§ Directions: All entries must be extracted exactly, with nothing added or dropped.

[Source records]
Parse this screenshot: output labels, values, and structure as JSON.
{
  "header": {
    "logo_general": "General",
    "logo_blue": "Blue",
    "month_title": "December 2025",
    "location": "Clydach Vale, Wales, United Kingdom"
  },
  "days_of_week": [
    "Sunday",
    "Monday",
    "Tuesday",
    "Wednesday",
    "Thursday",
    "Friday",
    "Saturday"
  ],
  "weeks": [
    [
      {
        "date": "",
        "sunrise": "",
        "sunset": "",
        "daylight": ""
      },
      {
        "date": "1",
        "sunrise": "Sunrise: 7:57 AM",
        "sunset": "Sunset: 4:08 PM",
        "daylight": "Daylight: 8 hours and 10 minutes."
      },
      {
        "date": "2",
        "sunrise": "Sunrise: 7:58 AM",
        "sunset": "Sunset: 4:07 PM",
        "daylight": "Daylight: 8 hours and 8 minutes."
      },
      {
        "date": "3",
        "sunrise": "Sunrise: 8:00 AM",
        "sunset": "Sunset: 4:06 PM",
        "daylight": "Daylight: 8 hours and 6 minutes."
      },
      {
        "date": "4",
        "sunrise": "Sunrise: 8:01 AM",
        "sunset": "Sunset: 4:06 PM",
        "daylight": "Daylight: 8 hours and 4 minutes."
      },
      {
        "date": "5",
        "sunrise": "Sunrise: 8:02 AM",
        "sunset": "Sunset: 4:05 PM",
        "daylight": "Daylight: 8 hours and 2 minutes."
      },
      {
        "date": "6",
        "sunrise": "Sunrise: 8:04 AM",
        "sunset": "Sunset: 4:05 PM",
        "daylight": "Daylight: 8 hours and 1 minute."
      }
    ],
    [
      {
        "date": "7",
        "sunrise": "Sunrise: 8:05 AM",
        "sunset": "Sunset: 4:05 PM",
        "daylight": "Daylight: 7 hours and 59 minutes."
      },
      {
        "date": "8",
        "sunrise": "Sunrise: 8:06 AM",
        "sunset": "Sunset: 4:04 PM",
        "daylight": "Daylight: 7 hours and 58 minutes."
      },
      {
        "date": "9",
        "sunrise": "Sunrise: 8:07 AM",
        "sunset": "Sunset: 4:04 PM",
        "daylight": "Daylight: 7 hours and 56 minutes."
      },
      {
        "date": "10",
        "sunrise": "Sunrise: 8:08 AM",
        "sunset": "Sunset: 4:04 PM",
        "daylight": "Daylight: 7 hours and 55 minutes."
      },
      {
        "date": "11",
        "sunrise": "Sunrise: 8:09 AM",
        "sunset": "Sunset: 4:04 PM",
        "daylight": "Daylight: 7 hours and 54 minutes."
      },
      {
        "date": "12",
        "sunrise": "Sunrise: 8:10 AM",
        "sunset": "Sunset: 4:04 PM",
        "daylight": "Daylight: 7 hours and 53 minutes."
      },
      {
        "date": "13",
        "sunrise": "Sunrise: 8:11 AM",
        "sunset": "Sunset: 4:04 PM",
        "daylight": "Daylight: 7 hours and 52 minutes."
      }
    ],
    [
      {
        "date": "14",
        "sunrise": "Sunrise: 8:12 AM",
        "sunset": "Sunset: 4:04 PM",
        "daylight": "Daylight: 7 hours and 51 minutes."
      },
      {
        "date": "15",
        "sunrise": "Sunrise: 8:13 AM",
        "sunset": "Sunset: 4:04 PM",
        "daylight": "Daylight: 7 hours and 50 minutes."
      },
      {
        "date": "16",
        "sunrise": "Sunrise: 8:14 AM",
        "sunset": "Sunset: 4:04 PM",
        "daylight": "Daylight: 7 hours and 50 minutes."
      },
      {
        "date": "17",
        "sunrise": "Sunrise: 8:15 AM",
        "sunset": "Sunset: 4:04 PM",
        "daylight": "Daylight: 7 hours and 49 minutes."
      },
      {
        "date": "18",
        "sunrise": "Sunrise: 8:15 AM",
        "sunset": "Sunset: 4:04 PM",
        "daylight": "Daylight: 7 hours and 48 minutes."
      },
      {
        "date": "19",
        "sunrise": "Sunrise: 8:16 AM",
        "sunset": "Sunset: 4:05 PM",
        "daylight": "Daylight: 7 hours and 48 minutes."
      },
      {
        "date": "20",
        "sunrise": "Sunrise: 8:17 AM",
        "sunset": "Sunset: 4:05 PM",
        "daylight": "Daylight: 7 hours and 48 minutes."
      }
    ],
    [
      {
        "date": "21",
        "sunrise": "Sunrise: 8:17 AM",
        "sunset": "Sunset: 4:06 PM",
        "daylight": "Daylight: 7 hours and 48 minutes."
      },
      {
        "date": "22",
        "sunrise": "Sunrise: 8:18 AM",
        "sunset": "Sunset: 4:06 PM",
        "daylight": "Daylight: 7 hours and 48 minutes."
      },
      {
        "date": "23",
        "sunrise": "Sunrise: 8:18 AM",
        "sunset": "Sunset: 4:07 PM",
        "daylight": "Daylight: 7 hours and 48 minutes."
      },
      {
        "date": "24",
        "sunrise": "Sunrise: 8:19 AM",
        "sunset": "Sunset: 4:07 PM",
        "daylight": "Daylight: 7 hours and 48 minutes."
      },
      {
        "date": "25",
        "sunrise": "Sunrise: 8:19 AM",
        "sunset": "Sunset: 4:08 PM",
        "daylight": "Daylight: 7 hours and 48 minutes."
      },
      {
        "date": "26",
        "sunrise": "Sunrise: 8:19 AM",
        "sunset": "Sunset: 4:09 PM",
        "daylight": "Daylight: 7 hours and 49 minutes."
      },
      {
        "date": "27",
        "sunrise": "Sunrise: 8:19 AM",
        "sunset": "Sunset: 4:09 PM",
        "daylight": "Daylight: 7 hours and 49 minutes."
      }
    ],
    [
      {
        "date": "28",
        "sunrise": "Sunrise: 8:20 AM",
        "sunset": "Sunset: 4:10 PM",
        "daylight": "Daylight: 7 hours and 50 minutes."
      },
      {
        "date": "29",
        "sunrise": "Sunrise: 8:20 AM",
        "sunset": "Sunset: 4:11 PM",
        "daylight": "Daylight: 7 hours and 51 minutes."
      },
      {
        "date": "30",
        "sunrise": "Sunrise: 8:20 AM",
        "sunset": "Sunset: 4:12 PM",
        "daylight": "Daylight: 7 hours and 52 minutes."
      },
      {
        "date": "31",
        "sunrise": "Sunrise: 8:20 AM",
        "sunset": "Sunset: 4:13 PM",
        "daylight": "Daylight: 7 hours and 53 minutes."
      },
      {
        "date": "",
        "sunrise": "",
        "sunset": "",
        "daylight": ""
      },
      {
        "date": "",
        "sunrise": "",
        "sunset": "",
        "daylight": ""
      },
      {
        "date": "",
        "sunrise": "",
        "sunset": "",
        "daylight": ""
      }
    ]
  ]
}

§ Solution:
Parse this screenshot: output labels, values, and structure as JSON.
{
  "header": {
    "logo_general": "General",
    "logo_blue": "Blue",
    "month_title": "December 2025",
    "location": "Clydach Vale, Wales, United Kingdom"
  },
  "days_of_week": [
    "Sunday",
    "Monday",
    "Tuesday",
    "Wednesday",
    "Thursday",
    "Friday",
    "Saturday"
  ],
  "weeks": [
    [
      {
        "date": "",
        "sunrise": "",
        "sunset": "",
        "daylight": ""
      },
      {
        "date": "1",
        "sunrise": "Sunrise: 7:57 AM",
        "sunset": "Sunset: 4:08 PM",
        "daylight": "Daylight: 8 hours and 10 minutes."
      },
      {
        "date": "2",
        "sunrise": "Sunrise: 7:58 AM",
        "sunset": "Sunset: 4:07 PM",
        "daylight": "Daylight: 8 hours and 8 minutes."
      },
      {
        "date": "3",
        "sunrise": "Sunrise: 8:00 AM",
        "sunset": "Sunset: 4:06 PM",
        "daylight": "Daylight: 8 hours and 6 minutes."
      },
      {
        "date": "4",
        "sunrise": "Sunrise: 8:01 AM",
        "sunset": "Sunset: 4:06 PM",
        "daylight": "Daylight: 8 hours and 4 minutes."
      },
      {
        "date": "5",
        "sunrise": "Sunrise: 8:02 AM",
        "sunset": "Sunset: 4:05 PM",
        "daylight": "Daylight: 8 hours and 2 minutes."
      },
      {
        "date": "6",
        "sunrise": "Sunrise: 8:04 AM",
        "sunset": "Sunset: 4:05 PM",
        "daylight": "Daylight: 8 hours and 1 minute."
      }
    ],
    [
      {
        "date": "7",
        "sunrise": "Sunrise: 8:05 AM",
        "sunset": "Sunset: 4:05 PM",
        "daylight": "Daylight: 7 hours and 59 minutes."
      },
      {
        "date": "8",
        "sunrise": "Sunrise: 8:06 AM",
        "sunset": "Sunset: 4:04 PM",
        "daylight": "Daylight: 7 hours and 58 minutes."
      },
      {
        "date": "9",
        "sunrise": "Sunrise: 8:07 AM",
        "sunset": "Sunset: 4:04 PM",
        "daylight": "Daylight: 7 hours and 56 minutes."
      },
      {
        "date": "10",
        "sunrise": "Sunrise: 8:08 AM",
        "sunset": "Sunset: 4:04 PM",
        "daylight": "Daylight: 7 hours and 55 minutes."
      },
      {
        "date": "11",
        "sunrise": "Sunrise: 8:09 AM",
        "sunset": "Sunset: 4:04 PM",
        "daylight": "Daylight: 7 hours and 54 minutes."
      },
      {
        "date": "12",
        "sunrise": "Sunrise: 8:10 AM",
        "sunset": "Sunset: 4:04 PM",
        "daylight": "Daylight: 7 hours and 53 minutes."
      },
      {
        "date": "13",
        "sunrise": "Sunrise: 8:11 AM",
        "sunset": "Sunset: 4:04 PM",
        "daylight": "Daylight: 7 hours and 52 minutes."
      }
    ],
    [
      {
        "date": "14",
        "sunrise": "Sunrise: 8:12 AM",
        "sunset": "Sunset: 4:04 PM",
        "daylight": "Daylight: 7 hours and 51 minutes."
      },
      {
        "date": "15",
        "sunrise": "Sunrise: 8:13 AM",
        "sunset": "Sunset: 4:04 PM",
        "daylight": "Daylight: 7 hours and 50 minutes."
      },
      {
        "date": "16",
        "sunrise": "Sunrise: 8:14 AM",
        "sunset": "Sunset: 4:04 PM",
        "daylight": "Daylight: 7 hours and 50 minutes."
      },
      {
        "date": "17",
        "sunrise": "Sunrise: 8:15 AM",
        "sunset": "Sunset: 4:04 PM",
        "daylight": "Daylight: 7 hours and 49 minutes."
      },
      {
        "date": "18",
        "sunrise": "Sunrise: 8:15 AM",
        "sunset": "Sunset: 4:04 PM",
        "daylight": "Daylight: 7 hours and 48 minutes."
      },
      {
        "date": "19",
        "sunrise": "Sunrise: 8:16 AM",
        "sunset": "Sunset: 4:05 PM",
        "daylight": "Daylight: 7 hours and 48 minutes."
      },
      {
        "date": "20",
        "sunrise": "Sunrise: 8:17 AM",
        "sunset": "Sunset: 4:05 PM",
        "daylight": "Daylight: 7 hours and 48 minutes."
      }
    ],
    [
      {
        "date": "21",
        "sunrise": "Sunrise: 8:17 AM",
        "sunset": "Sunset: 4:06 PM",
        "daylight": "Daylight: 7 hours and 48 minutes."
      },
      {
        "date": "22",
        "sunrise": "Sunrise: 8:18 AM",
        "sunset": "Sunset: 4:06 PM",
        "daylight": "Daylight: 7 hours and 48 minutes."
      },
      {
        "date": "23",
        "sunrise": "Sunrise: 8:18 AM",
        "sunset": "Sunset: 4:07 PM",
        "daylight": "Daylight: 7 hours and 48 minutes."
      },
      {
        "date": "24",
        "sunrise": "Sunrise: 8:19 AM",
        "sunset": "Sunset: 4:07 PM",
        "daylight": "Daylight: 7 hours and 48 minutes."
      },
      {
        "date": "25",
        "sunrise": "Sunrise: 8:19 AM",
        "sunset": "Sunset: 4:08 PM",
        "daylight": "Daylight: 7 hours and 48 minutes."
      },
      {
        "date": "26",
        "sunrise": "Sunrise: 8:19 AM",
        "sunset": "Sunset: 4:09 PM",
        "daylight": "Daylight: 7 hours and 49 minutes."
      },
      {
        "date": "27",
        "sunrise": "Sunrise: 8:19 AM",
        "sunset": "Sunset: 4:09 PM",
        "daylight": "Daylight: 7 hours and 49 minutes."
      }
    ],
    [
      {
        "date": "28",
        "sunrise": "Sunrise: 8:20 AM",
        "sunset": "Sunset: 4:10 PM",
        "daylight": "Daylight: 7 hours and 50 minutes."
      },
      {
        "date": "29",
        "sunrise": "Sunrise: 8:20 AM",
        "sunset": "Sunset: 4:11 PM",
        "daylight": "Daylight: 7 hours and 51 minutes."
      },
      {
        "date": "30",
        "sunrise": "Sunrise: 8:20 AM",
        "sunset": "Sunset: 4:12 PM",
        "daylight": "Daylight: 7 hours and 52 minutes."
      },
      {
        "date": "31",
        "sunrise": "Sunrise: 8:20 AM",
        "sunset": "Sunset: 4:13 PM",
        "daylight": "Daylight: 7 hours and 53 minutes."
      },
      {
        "date": "",
        "sunrise": "",
        "sunset": "",
        "daylight": ""
      },
      {
        "date": "",
        "sunrise": "",
        "sunset": "",
        "daylight": ""
      },
      {
        "date": "",
        "sunrise": "",
        "sunset": "",
        "daylight": ""
      }
    ]
  ]
}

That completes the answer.